• **Task objective**:
Write out the listing in full, matching it word for word.

• **Provided records**:
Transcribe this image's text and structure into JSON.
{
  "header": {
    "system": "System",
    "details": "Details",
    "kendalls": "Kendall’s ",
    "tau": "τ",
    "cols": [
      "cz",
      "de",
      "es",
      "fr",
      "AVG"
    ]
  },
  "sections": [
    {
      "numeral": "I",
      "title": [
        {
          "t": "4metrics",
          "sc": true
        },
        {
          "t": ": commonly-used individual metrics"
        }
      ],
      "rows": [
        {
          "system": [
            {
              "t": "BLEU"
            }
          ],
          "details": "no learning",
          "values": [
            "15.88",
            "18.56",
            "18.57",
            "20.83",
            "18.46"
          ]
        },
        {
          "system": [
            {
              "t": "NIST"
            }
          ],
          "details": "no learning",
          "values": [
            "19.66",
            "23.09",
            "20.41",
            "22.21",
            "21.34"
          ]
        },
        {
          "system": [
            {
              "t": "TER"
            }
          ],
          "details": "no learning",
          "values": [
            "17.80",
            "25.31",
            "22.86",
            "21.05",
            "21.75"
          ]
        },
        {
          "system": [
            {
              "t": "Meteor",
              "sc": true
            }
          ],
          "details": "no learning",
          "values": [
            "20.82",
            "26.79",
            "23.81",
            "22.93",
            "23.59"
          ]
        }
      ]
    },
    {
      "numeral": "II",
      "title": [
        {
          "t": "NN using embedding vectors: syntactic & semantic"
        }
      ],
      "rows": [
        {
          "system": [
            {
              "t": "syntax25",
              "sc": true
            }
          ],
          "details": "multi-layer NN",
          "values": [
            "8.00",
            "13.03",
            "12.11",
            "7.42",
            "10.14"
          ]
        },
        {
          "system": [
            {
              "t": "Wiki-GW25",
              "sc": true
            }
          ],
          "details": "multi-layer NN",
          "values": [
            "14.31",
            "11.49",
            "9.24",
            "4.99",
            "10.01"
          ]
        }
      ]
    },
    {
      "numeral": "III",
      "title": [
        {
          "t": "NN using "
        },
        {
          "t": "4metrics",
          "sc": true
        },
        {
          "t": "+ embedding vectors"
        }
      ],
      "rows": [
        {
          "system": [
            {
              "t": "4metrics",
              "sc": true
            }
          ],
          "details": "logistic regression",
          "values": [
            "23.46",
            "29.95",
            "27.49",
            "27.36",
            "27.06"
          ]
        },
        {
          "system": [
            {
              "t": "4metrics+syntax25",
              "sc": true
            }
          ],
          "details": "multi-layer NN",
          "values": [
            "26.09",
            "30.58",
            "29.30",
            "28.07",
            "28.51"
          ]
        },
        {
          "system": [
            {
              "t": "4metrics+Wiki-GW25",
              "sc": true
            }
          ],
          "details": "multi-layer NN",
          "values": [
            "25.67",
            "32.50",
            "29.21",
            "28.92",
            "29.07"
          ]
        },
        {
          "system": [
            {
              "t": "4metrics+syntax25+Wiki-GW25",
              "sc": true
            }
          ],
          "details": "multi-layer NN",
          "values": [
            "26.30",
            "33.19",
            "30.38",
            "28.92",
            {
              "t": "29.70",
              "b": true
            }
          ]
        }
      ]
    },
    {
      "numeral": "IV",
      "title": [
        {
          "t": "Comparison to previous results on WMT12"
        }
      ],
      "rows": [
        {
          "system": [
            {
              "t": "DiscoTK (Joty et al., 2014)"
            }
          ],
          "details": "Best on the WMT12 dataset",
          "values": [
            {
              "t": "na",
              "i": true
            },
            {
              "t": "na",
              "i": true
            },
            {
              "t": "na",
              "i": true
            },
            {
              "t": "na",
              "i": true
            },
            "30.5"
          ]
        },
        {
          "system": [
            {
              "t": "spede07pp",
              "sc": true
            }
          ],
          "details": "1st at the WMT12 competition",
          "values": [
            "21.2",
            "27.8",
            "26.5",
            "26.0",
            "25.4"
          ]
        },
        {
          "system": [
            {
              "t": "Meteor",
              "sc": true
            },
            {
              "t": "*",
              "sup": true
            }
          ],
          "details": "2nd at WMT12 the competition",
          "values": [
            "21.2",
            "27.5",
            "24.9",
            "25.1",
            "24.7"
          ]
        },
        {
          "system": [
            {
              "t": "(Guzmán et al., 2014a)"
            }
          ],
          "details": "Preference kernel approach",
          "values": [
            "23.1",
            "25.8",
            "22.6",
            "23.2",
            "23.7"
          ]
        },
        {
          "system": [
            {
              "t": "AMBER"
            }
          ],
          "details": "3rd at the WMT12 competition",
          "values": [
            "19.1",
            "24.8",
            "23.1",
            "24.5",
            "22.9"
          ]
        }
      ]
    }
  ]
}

• **Problem solution**:
Transcribe this image's text and structure into JSON.
{
  "header": {
    "system": "System",
    "details": "Details",
    "kendalls": "Kendall’s ",
    "tau": "τ",
    "cols": [
      "cz",
      "de",
      "es",
      "fr",
      "AVG"
    ]
  },
  "sections": [
    {
      "numeral": "I",
      "title": [
        {
          "t": "4metrics",
          "sc": true
        },
        {
          "t": ": commonly-used individual metrics"
        }
      ],
      "rows": [
        {
          "system": [
            {
              "t": "BLEU"
            }
          ],
          "details": "no learning",
          "values": [
            "15.88",
            "18.56",
            "18.57",
            "20.83",
            "18.46"
          ]
        },
        {
          "system": [
            {
              "t": "NIST"
            }
          ],
          "details": "no learning",
          "values": [
            "19.66",
            "23.09",
            "20.41",
            "22.21",
            "21.34"
          ]
        },
        {
          "system": [
            {
              "t": "TER"
            }
          ],
          "details": "no learning",
          "values": [
            "17.80",
            "25.31",
            "22.86",
            "21.05",
            "21.75"
          ]
        },
        {
          "system": [
            {
              "t": "Meteor",
              "sc": true
            }
          ],
          "details": "no learning",
          "values": [
            "20.82",
            "26.79",
            "23.81",
            "22.93",
            "23.59"
          ]
        }
      ]
    },
    {
      "numeral": "II",
      "title": [
        {
          "t": "NN using embedding vectors: syntactic & semantic"
        }
      ],
      "rows": [
        {
          "system": [
            {
              "t": "syntax25",
              "sc": true
            }
          ],
          "details": "multi-layer NN",
          "values": [
            "8.00",
            "13.03",
            "12.11",
            "7.42",
            "10.14"
          ]
        },
        {
          "system": [
            {
              "t": "Wiki-GW25",
              "sc": true
            }
          ],
          "details": "multi-layer NN",
          "values": [
            "14.31",
            "11.49",
            "9.24",
            "4.99",
            "10.01"
          ]
        }
      ]
    },
    {
      "numeral": "III",
      "title": [
        {
          "t": "NN using "
        },
        {
          "t": "4metrics",
          "sc": true
        },
        {
          "t": "+ embedding vectors"
        }
      ],
      "rows": [
        {
          "system": [
            {
              "t": "4metrics",
              "sc": true
            }
          ],
          "details": "logistic regression",
          "values": [
            "23.46",
            "29.95",
            "27.49",
            "27.36",
            "27.06"
          ]
        },
        {
          "system": [
            {
              "t": "4metrics+syntax25",
              "sc": true
            }
          ],
          "details": "multi-layer NN",
          "values": [
            "26.09",
            "30.58",
            "29.30",
            "28.07",
            "28.51"
          ]
        },
        {
          "system": [
            {
              "t": "4metrics+Wiki-GW25",
              "sc": true
            }
          ],
          "details": "multi-layer NN",
          "values": [
            "25.67",
            "32.50",
            "29.21",
            "28.92",
            "29.07"
          ]
        },
        {
          "system": [
            {
              "t": "4metrics+syntax25+Wiki-GW25",
              "sc": true
            }
          ],
          "details": "multi-layer NN",
          "values": [
            "26.30",
            "33.19",
            "30.38",
            "28.92",
            {
              "t": "29.70",
              "b": true
            }
          ]
        }
      ]
    },
    {
      "numeral": "IV",
      "title": [
        {
          "t": "Comparison to previous results on WMT12"
        }
      ],
      "rows": [
        {
          "system": [
            {
              "t": "DiscoTK (Joty et al., 2014)"
            }
          ],
          "details": "Best on the WMT12 dataset",
          "values": [
            {
              "t": "na",
              "i": true
            },
            {
              "t": "na",
              "i": true
            },
            {
              "t": "na",
              "i": true
            },
            {
              "t": "na",
              "i": true
            },
            "30.5"
          ]
        },
        {
          "system": [
            {
              "t": "spede07pp",
              "sc": true
            }
          ],
          "details": "1st at the WMT12 competition",
          "values": [
            "21.2",
            "27.8",
            "26.5",
            "26.0",
            "25.4"
          ]
        },
        {
          "system": [
            {
              "t": "Meteor",
              "sc": true
            },
            {
              "t": "*",
              "sup": true
            }
          ],
          "details": "2nd at WMT12 the competition",
          "values": [
            "21.2",
            "27.5",
            "24.9",
            "25.1",
            "24.7"
          ]
        },
        {
          "system": [
            {
              "t": "(Guzmán et al., 2014a)"
            }
          ],
          "details": "Preference kernel approach",
          "values": [
            "23.1",
            "25.8",
            "22.6",
            "23.2",
            "23.7"
          ]
        },
        {
          "system": [
            {
              "t": "AMBER"
            }
          ],
          "details": "3rd at the WMT12 competition",
          "values": [
            "19.1",
            "24.8",
            "23.1",
            "24.5",
            "22.9"
          ]
        }
      ]
    }
  ]
}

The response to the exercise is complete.